== Raw records ==
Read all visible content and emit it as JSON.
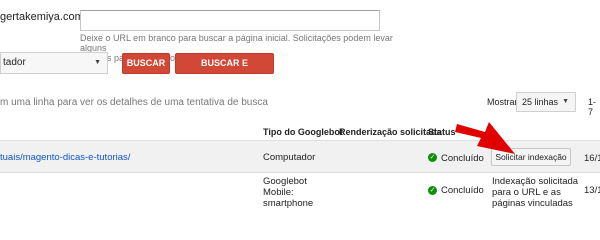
{
  "fetch": {
    "url_prefix": "gertakemiya.com.br/",
    "url_value": "",
    "helper_text_line1": "Deixe o URL em branco para buscar a página inicial. Solicitações podem levar alguns",
    "helper_text_line2": "minutos para serem processadas.",
    "device_selected": "tador",
    "buscar_label": "BUSCAR",
    "buscar_renderizar_label": "BUSCAR E RENDERIZAR"
  },
  "table_controls": {
    "hint": "m uma linha para ver os detalhes de uma tentativa de busca",
    "mostrar_label": "Mostrar",
    "rows_per_page": "25 linhas",
    "pager": "1-7"
  },
  "table": {
    "headers": {
      "googlebot": "Tipo do Googlebot",
      "render": "Renderização solicitada",
      "status": "Status"
    },
    "rows": [
      {
        "path": "tuais/magento-dicas-e-tutorias/",
        "googlebot": "Computador",
        "status": "Concluído",
        "action_label": "Solicitar indexação",
        "date": "16/1"
      },
      {
        "googlebot_lines": [
          "Googlebot",
          "Mobile:",
          "smartphone"
        ],
        "status": "Concluído",
        "action_lines": [
          "Indexação solicitada",
          "para o URL e as",
          "páginas vinculadas"
        ],
        "date": "13/1"
      }
    ]
  },
  "annotation": {
    "arrow_color": "#e00000"
  },
  "colors": {
    "accent_red": "#d14836",
    "link_blue": "#1155cc",
    "success_green": "#0a8f08"
  }
}
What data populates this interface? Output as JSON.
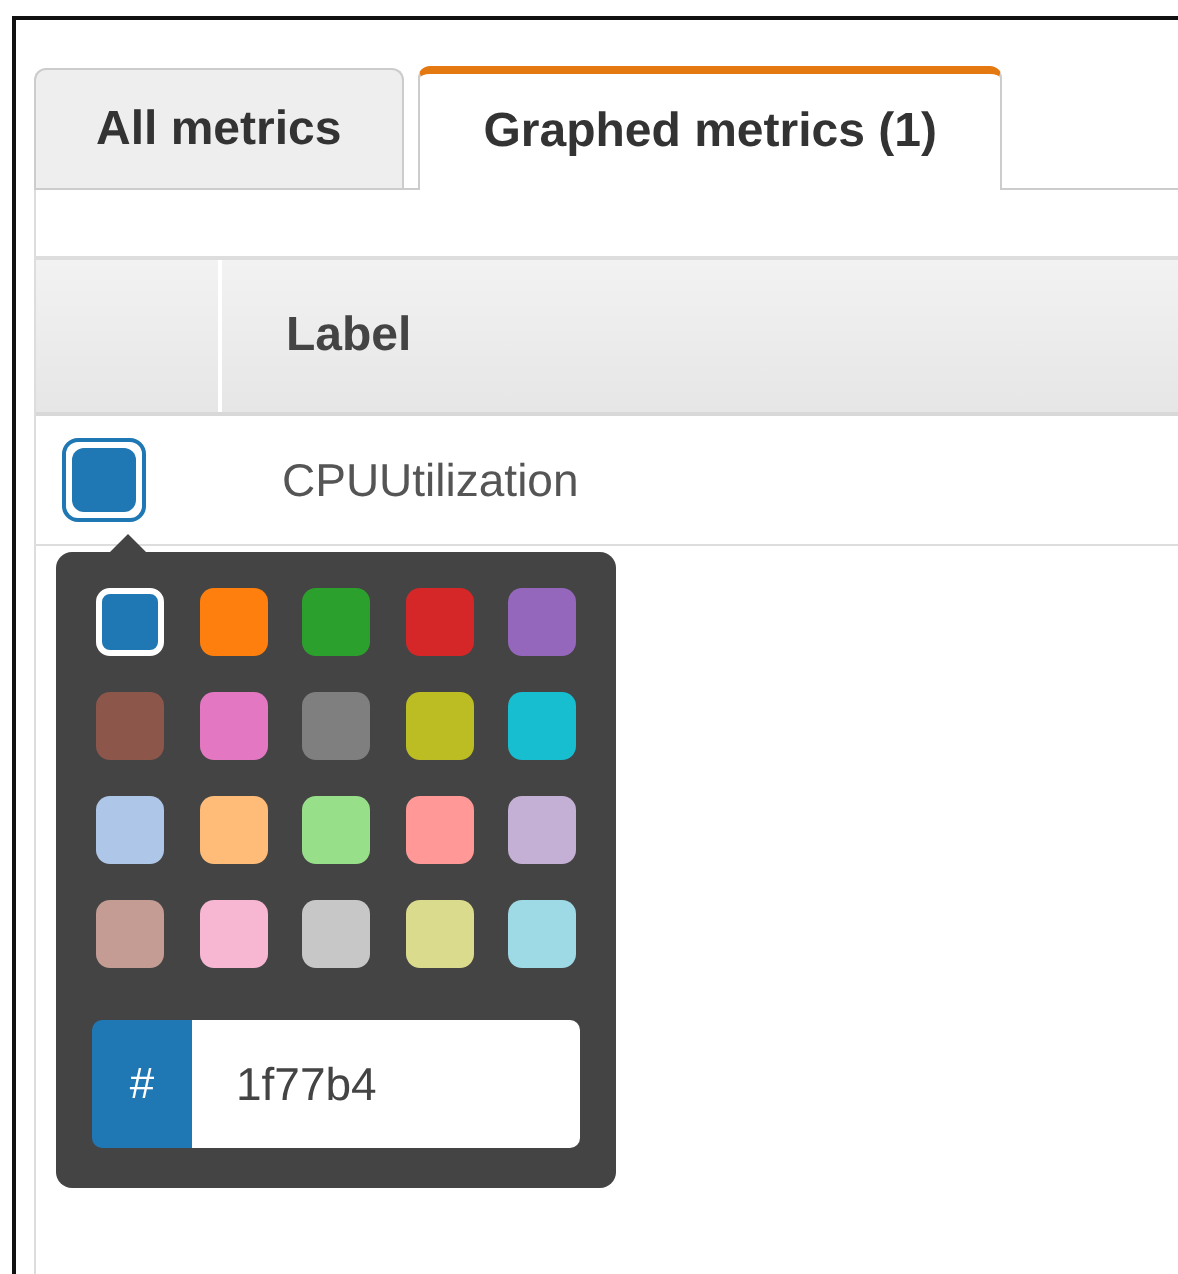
{
  "tabs": [
    {
      "label": "All metrics",
      "selected": false
    },
    {
      "label": "Graphed metrics (1)",
      "selected": true
    }
  ],
  "table": {
    "columns": [
      "Label"
    ],
    "rows": [
      {
        "label": "CPUUtilization",
        "color": "#1f77b4"
      }
    ]
  },
  "color_picker": {
    "swatches": [
      {
        "color": "#1f77b4",
        "selected": true
      },
      {
        "color": "#ff7f0e",
        "selected": false
      },
      {
        "color": "#2ca02c",
        "selected": false
      },
      {
        "color": "#d62728",
        "selected": false
      },
      {
        "color": "#9467bd",
        "selected": false
      },
      {
        "color": "#8c564b",
        "selected": false
      },
      {
        "color": "#e377c2",
        "selected": false
      },
      {
        "color": "#7f7f7f",
        "selected": false
      },
      {
        "color": "#bcbd22",
        "selected": false
      },
      {
        "color": "#17becf",
        "selected": false
      },
      {
        "color": "#aec7e8",
        "selected": false
      },
      {
        "color": "#ffbb78",
        "selected": false
      },
      {
        "color": "#98df8a",
        "selected": false
      },
      {
        "color": "#ff9896",
        "selected": false
      },
      {
        "color": "#c5b0d5",
        "selected": false
      },
      {
        "color": "#c49c94",
        "selected": false
      },
      {
        "color": "#f7b6d2",
        "selected": false
      },
      {
        "color": "#c7c7c7",
        "selected": false
      },
      {
        "color": "#dbdb8d",
        "selected": false
      },
      {
        "color": "#9edae5",
        "selected": false
      }
    ],
    "hash_label": "#",
    "hex_value": "1f77b4"
  }
}
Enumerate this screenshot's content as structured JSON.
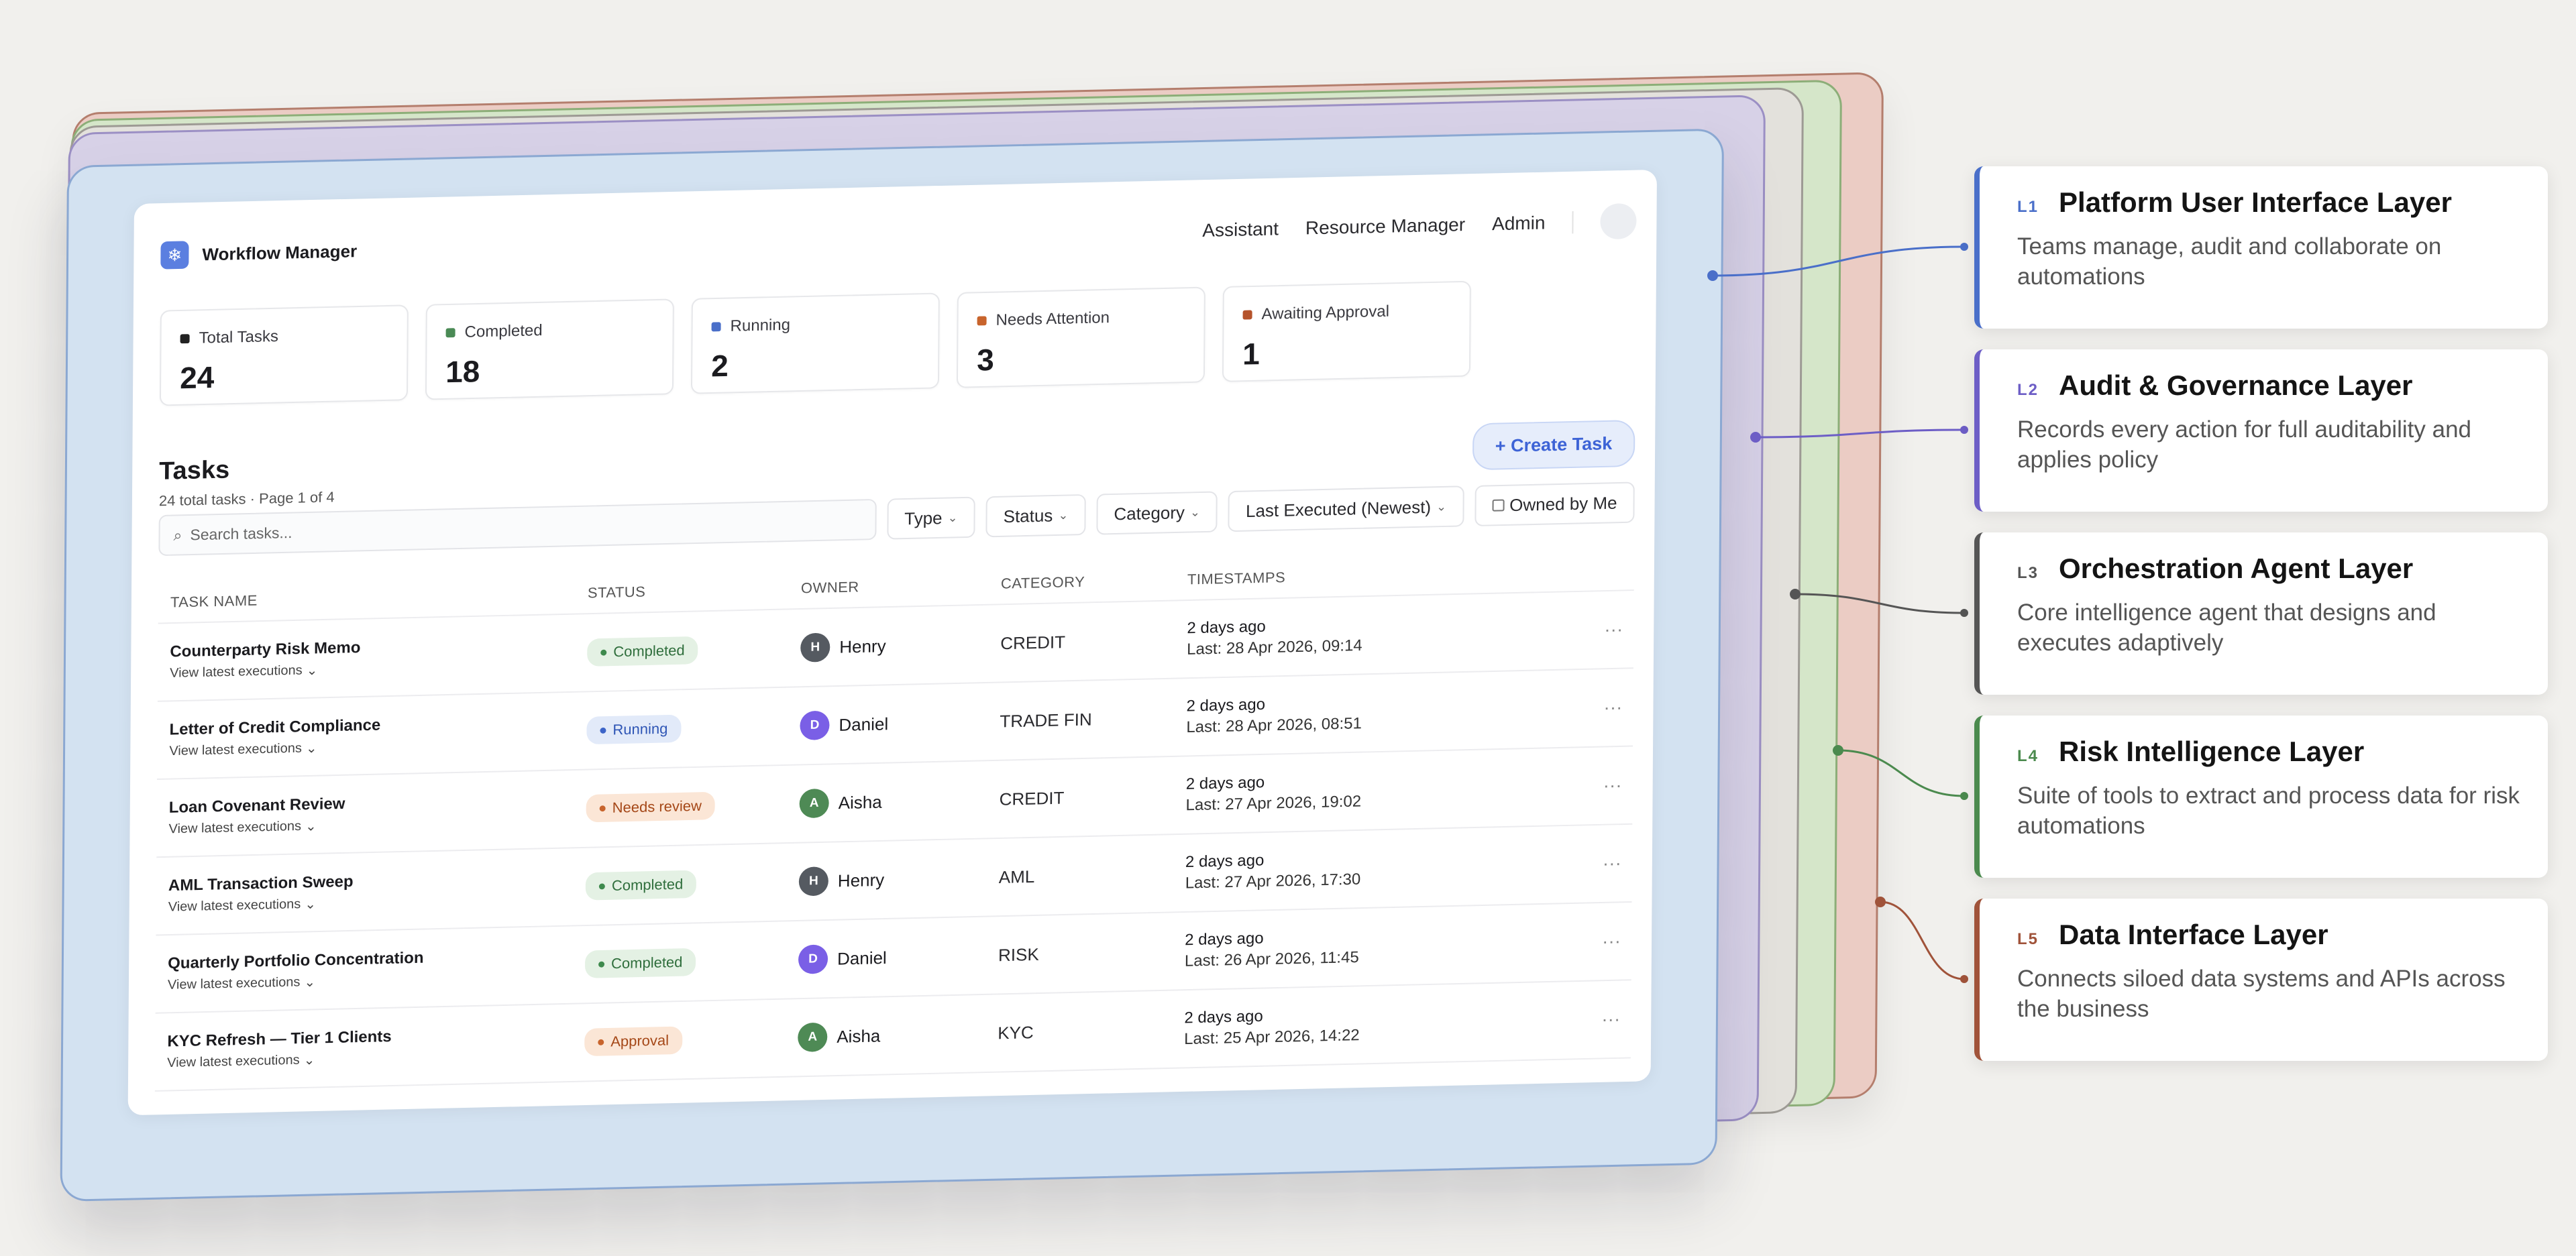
{
  "app": {
    "title": "Workflow Manager",
    "logo_icon": "snowflake-icon",
    "nav": [
      "Assistant",
      "Resource Manager",
      "Admin"
    ]
  },
  "stats": [
    {
      "label": "Total Tasks",
      "value": "24",
      "color": "#222222"
    },
    {
      "label": "Completed",
      "value": "18",
      "color": "#4a8a55"
    },
    {
      "label": "Running",
      "value": "2",
      "color": "#4a6fc9"
    },
    {
      "label": "Needs Attention",
      "value": "3",
      "color": "#c8642c"
    },
    {
      "label": "Awaiting Approval",
      "value": "1",
      "color": "#b5532b"
    }
  ],
  "tasks": {
    "title": "Tasks",
    "subtitle": "24 total tasks · Page 1 of 4",
    "create_label": "+ Create Task",
    "search_placeholder": "Search tasks...",
    "filters": [
      "Type",
      "Status",
      "Category",
      "Last Executed (Newest)"
    ],
    "owned_label": "Owned by Me",
    "columns": [
      "TASK NAME",
      "STATUS",
      "OWNER",
      "CATEGORY",
      "TIMESTAMPS"
    ],
    "link_label": "View latest executions",
    "rows": [
      {
        "name": "Counterparty Risk Memo",
        "status": "Completed",
        "owner": "Henry",
        "initial": "H",
        "category": "CREDIT",
        "relative": "2 days ago",
        "last": "Last: 28 Apr 2026, 09:14"
      },
      {
        "name": "Letter of Credit Compliance",
        "status": "Running",
        "owner": "Daniel",
        "initial": "D",
        "category": "TRADE FIN",
        "relative": "2 days ago",
        "last": "Last: 28 Apr 2026, 08:51"
      },
      {
        "name": "Loan Covenant Review",
        "status": "Needs review",
        "owner": "Aisha",
        "initial": "A",
        "category": "CREDIT",
        "relative": "2 days ago",
        "last": "Last: 27 Apr 2026, 19:02"
      },
      {
        "name": "AML Transaction Sweep",
        "status": "Completed",
        "owner": "Henry",
        "initial": "H",
        "category": "AML",
        "relative": "2 days ago",
        "last": "Last: 27 Apr 2026, 17:30"
      },
      {
        "name": "Quarterly Portfolio Concentration",
        "status": "Completed",
        "owner": "Daniel",
        "initial": "D",
        "category": "RISK",
        "relative": "2 days ago",
        "last": "Last: 26 Apr 2026, 11:45"
      },
      {
        "name": "KYC Refresh — Tier 1 Clients",
        "status": "Approval",
        "owner": "Aisha",
        "initial": "A",
        "category": "KYC",
        "relative": "2 days ago",
        "last": "Last: 25 Apr 2026, 14:22"
      }
    ]
  },
  "status_styles": {
    "Completed": {
      "bg": "#e4f1e4",
      "fg": "#2f6e3c",
      "dot": "#3e8a4d"
    },
    "Running": {
      "bg": "#e2eaf9",
      "fg": "#2e55b5",
      "dot": "#3c64c8"
    },
    "Needs review": {
      "bg": "#fbe6d6",
      "fg": "#a54818",
      "dot": "#c8642c"
    },
    "Approval": {
      "bg": "#fbe6d6",
      "fg": "#a54818",
      "dot": "#c8642c"
    }
  },
  "owner_colors": {
    "Henry": "#555a61",
    "Daniel": "#7a5fe6",
    "Aisha": "#4e8a55"
  },
  "layers": [
    {
      "code": "L1",
      "title": "Platform User Interface Layer",
      "desc": "Teams manage, audit and collaborate on automations",
      "color": "#4a6fc9"
    },
    {
      "code": "L2",
      "title": "Audit & Governance Layer",
      "desc": "Records every action for full auditability and applies policy",
      "color": "#6d5ec6"
    },
    {
      "code": "L3",
      "title": "Orchestration Agent Layer",
      "desc": "Core intelligence agent that designs and executes adaptively",
      "color": "#555555"
    },
    {
      "code": "L4",
      "title": "Risk Intelligence Layer",
      "desc": "Suite of tools to extract and process data for risk automations",
      "color": "#4b8a4e"
    },
    {
      "code": "L5",
      "title": "Data Interface Layer",
      "desc": "Connects siloed data systems and APIs across the business",
      "color": "#a0533a"
    }
  ]
}
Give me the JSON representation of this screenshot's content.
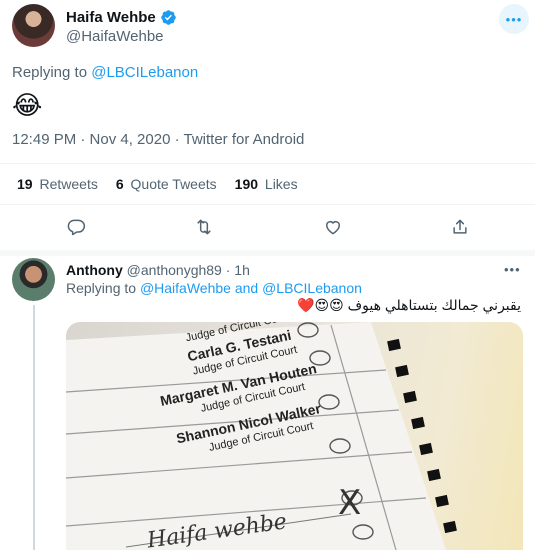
{
  "tweet": {
    "author_name": "Haifa Wehbe",
    "author_handle": "@HaifaWehbe",
    "more_label": "•••",
    "replying_prefix": "Replying to",
    "replying_to": "@LBCILebanon",
    "body_emoji": "😂",
    "timestamp": "12:49 PM · Nov 4, 2020 · Twitter for Android",
    "stats": {
      "retweets_count": "19",
      "retweets_label": "Retweets",
      "quotes_count": "6",
      "quotes_label": "Quote Tweets",
      "likes_count": "190",
      "likes_label": "Likes"
    },
    "actions": [
      "reply-icon",
      "retweet-icon",
      "like-icon",
      "share-icon"
    ]
  },
  "reply": {
    "author_name": "Anthony",
    "author_handle": "@anthonygh89",
    "time": "· 1h",
    "more_label": "•••",
    "replying_prefix": "Replying to",
    "replying_to_1": "@HaifaWehbe",
    "replying_and": "and",
    "replying_to_2": "@LBCILebanon",
    "body": "يقبرني جمالك بتستاهلي هيوف 😍😍❤️",
    "media": {
      "names": [
        "Carla G. Testani",
        "Margaret M. Van Houten",
        "Shannon Nicol Walker"
      ],
      "subtitle": "Judge of Circuit Court",
      "handwriting": "Haifa wehbe",
      "mark": "X"
    }
  },
  "colors": {
    "accent": "#1d9bf0",
    "text": "#0f1419",
    "muted": "#536471",
    "divider": "#eff3f4"
  }
}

== Your goal ==
State how many lines of the listing above include the word "desc". Give nothing but the number.

== Task output ==
5